◆ **PROBLEM REQUIREMENTS**
Report only how many lines of the entries below contain the string "role".

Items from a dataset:
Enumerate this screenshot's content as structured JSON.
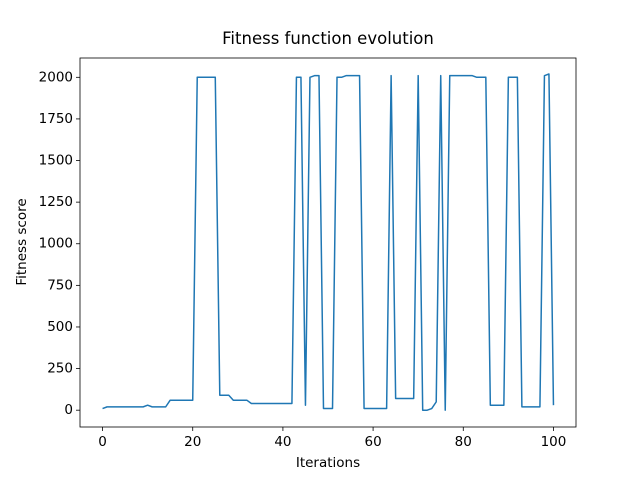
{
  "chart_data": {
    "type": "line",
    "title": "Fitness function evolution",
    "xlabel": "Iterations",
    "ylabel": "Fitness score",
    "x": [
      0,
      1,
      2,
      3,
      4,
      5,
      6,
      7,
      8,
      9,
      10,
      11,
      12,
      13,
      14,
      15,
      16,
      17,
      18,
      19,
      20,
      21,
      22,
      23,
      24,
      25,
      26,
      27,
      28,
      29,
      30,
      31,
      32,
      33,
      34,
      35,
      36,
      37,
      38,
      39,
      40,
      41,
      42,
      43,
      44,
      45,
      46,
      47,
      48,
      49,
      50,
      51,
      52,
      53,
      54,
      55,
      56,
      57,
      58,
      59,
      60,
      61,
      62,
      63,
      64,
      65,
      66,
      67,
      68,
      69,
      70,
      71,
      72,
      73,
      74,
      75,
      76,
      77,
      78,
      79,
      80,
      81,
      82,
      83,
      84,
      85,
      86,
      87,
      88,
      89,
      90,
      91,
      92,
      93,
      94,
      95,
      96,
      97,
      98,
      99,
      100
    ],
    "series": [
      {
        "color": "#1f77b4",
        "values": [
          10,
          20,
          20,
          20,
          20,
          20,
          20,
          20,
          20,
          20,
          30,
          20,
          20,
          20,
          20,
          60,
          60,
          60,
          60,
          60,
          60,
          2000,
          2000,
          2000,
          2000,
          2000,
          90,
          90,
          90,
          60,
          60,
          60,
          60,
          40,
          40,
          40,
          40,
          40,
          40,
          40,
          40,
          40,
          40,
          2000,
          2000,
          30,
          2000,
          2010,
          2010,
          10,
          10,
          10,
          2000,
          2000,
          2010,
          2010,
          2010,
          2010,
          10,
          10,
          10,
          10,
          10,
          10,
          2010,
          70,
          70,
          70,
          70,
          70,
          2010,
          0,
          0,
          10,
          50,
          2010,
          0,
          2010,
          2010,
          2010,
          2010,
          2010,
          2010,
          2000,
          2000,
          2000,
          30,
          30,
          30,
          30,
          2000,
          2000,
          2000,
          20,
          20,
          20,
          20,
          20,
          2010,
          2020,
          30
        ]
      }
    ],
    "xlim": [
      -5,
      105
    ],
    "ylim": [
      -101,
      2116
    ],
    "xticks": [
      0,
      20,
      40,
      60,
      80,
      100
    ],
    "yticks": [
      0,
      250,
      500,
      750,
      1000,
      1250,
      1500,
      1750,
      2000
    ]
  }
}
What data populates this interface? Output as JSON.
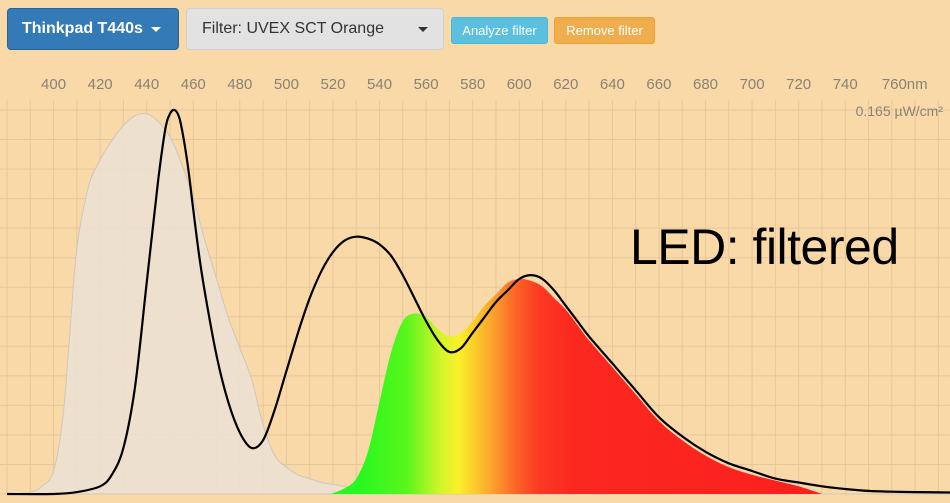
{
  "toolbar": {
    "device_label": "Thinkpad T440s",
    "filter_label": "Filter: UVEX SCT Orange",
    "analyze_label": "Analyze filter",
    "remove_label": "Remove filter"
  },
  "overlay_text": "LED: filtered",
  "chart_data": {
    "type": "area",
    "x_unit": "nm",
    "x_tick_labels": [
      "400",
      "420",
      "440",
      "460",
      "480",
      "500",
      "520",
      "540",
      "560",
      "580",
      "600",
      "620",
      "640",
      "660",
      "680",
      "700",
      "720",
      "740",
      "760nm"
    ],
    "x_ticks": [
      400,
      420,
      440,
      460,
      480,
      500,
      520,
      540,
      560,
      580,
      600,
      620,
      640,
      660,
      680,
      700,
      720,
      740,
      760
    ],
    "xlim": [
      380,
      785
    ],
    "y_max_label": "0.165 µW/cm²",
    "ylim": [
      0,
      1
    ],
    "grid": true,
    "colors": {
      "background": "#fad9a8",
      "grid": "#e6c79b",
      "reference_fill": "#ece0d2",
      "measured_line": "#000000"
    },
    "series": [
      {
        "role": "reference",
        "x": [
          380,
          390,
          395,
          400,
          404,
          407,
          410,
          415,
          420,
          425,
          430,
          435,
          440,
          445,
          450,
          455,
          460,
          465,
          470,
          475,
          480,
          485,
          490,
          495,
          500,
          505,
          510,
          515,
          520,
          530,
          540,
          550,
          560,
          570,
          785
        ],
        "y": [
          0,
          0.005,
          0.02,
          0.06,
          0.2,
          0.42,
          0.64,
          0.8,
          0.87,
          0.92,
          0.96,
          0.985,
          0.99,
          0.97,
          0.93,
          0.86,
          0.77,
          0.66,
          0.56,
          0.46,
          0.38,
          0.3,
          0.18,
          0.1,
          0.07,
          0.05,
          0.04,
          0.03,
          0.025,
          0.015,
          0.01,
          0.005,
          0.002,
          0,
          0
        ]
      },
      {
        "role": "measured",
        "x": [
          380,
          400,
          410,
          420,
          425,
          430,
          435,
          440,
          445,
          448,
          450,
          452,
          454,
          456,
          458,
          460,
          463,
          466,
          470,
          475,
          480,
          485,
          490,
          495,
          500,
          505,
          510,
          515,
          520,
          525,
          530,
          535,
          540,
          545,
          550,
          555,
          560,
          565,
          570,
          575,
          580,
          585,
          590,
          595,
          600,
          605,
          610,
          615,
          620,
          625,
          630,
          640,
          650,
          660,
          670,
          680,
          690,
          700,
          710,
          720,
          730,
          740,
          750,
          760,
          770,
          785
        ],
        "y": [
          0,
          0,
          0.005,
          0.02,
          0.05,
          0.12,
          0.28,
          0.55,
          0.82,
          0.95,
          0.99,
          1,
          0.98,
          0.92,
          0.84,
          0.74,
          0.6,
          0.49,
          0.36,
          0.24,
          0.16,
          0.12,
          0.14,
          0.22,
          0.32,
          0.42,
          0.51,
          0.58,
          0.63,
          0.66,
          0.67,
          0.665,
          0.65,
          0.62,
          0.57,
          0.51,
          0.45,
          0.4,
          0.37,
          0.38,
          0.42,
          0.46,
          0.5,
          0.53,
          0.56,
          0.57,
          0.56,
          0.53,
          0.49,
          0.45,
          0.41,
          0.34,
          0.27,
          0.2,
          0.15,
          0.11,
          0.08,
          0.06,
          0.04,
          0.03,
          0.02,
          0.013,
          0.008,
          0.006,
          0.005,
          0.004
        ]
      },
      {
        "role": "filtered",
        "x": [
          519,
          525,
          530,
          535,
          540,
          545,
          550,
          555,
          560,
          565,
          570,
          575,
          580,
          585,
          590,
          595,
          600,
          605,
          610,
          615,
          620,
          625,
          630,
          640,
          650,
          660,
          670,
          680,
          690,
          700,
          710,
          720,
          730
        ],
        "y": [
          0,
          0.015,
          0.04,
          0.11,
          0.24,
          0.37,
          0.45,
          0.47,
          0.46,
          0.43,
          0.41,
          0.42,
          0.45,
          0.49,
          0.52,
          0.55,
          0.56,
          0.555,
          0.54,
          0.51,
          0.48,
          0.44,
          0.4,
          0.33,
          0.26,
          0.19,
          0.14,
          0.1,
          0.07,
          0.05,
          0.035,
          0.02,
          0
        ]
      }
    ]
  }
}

◆ **ANSWER TO THIS EXERCISE**
3